Extracts from a graphics dataset:
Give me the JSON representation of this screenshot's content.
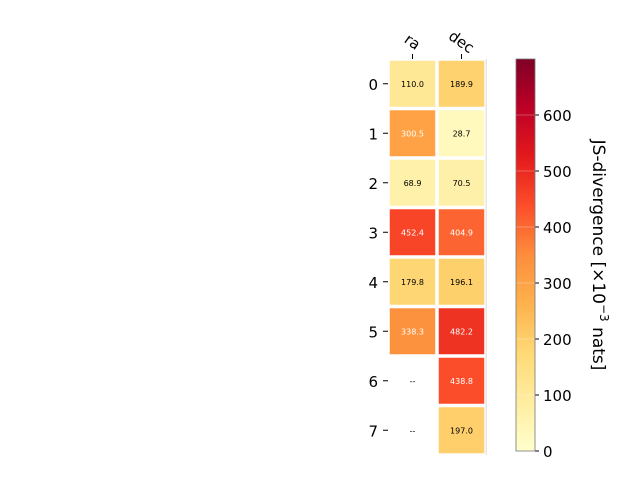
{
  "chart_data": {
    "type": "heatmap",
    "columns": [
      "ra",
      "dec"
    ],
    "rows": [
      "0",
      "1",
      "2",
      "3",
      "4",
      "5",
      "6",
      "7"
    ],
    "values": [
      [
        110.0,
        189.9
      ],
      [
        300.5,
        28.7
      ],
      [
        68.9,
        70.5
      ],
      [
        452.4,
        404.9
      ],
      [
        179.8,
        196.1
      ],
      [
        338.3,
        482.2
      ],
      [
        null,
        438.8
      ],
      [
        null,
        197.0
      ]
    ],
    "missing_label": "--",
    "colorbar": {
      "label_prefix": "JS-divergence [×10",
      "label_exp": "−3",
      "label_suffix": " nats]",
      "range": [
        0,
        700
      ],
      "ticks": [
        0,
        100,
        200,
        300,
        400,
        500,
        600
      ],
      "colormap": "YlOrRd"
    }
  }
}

--

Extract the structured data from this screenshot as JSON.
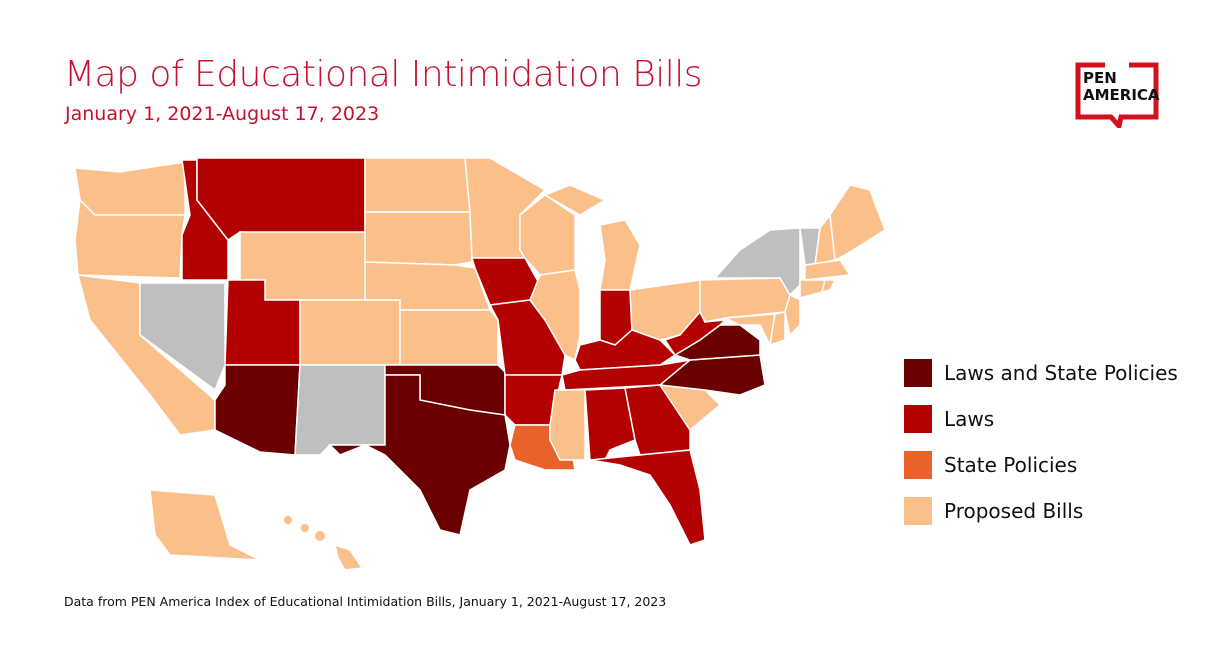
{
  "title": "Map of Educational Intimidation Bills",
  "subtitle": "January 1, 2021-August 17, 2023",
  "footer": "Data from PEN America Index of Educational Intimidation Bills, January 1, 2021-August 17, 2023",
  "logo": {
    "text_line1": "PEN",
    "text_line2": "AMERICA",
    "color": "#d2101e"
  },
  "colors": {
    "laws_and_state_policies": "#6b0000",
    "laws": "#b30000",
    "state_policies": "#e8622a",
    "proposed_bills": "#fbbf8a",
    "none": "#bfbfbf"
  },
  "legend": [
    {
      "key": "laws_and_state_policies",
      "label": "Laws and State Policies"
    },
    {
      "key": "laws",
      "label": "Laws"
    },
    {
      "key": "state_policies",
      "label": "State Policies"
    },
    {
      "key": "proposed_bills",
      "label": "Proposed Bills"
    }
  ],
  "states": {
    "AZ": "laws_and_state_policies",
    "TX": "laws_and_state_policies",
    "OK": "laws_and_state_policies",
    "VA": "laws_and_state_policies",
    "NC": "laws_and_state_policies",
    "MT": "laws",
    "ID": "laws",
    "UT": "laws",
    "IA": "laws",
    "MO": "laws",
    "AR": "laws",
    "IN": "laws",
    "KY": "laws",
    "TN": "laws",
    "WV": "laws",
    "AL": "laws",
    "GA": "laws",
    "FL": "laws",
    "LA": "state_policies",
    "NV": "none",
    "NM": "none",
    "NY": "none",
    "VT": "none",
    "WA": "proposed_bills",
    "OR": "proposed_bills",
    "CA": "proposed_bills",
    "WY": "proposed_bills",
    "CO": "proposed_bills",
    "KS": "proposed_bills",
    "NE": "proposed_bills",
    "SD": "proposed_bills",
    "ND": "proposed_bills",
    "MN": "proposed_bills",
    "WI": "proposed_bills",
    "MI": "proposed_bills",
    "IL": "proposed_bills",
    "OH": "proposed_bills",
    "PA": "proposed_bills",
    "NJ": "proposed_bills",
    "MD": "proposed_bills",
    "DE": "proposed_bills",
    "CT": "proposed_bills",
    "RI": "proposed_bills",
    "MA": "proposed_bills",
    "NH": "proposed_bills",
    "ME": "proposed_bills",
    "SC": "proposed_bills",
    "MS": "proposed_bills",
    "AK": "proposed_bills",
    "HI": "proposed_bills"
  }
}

STATED GOAL. Count up every line above that has the word "Intimidation" in it; answer with the number alone.

CORRECT RESPONSE. 2